» **Direction**:
Transcribe the material verbatim in full; the pictures do not belong in the copy.

» **Excerpted records**:
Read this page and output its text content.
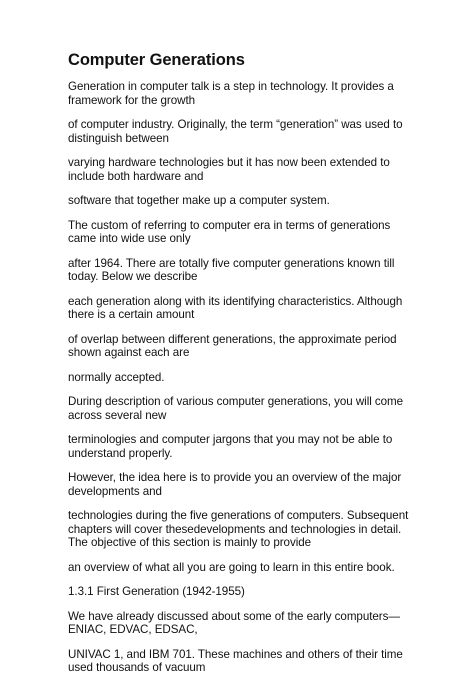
Computer Generations

Generation in computer talk is a step in technology. It provides a framework for the growth

of computer industry. Originally, the term “generation” was used to distinguish between

varying hardware technologies but it has now been extended to include both hardware and

software that together make up a computer system.

The custom of referring to computer era in terms of generations came into wide use only

after 1964. There are totally five computer generations known till today. Below we describe

each generation along with its identifying characteristics. Although there is a certain amount

of overlap between different generations, the approximate period shown against each are

normally accepted.

During description of various computer generations, you will come across several new

terminologies and computer jargons that you may not be able to understand properly.

However, the idea here is to provide you an overview of the major developments and

technologies during the five generations of computers. Subsequent chapters will cover thesedevelopments and technologies in detail. The objective of this section is mainly to provide

an overview of what all you are going to learn in this entire book.

1.3.1 First Generation (1942-1955)

We have already discussed about some of the early computers—ENIAC, EDVAC, EDSAC,

UNIVAC 1, and IBM 701. These machines and others of their time used thousands of vacuum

» **Result of this task**:
Read this page and output its text content.
Computer Generations

Generation in computer talk is a step in technology. It provides a framework for the growth

of computer industry. Originally, the term “generation” was used to distinguish between

varying hardware technologies but it has now been extended to include both hardware and

software that together make up a computer system.

The custom of referring to computer era in terms of generations came into wide use only

after 1964. There are totally five computer generations known till today. Below we describe

each generation along with its identifying characteristics. Although there is a certain amount

of overlap between different generations, the approximate period shown against each are

normally accepted.

During description of various computer generations, you will come across several new

terminologies and computer jargons that you may not be able to understand properly.

However, the idea here is to provide you an overview of the major developments and

technologies during the five generations of computers. Subsequent chapters will cover thesedevelopments and technologies in detail. The objective of this section is mainly to provide

an overview of what all you are going to learn in this entire book.

1.3.1 First Generation (1942-1955)

We have already discussed about some of the early computers—ENIAC, EDVAC, EDSAC,

UNIVAC 1, and IBM 701. These machines and others of their time used thousands of vacuum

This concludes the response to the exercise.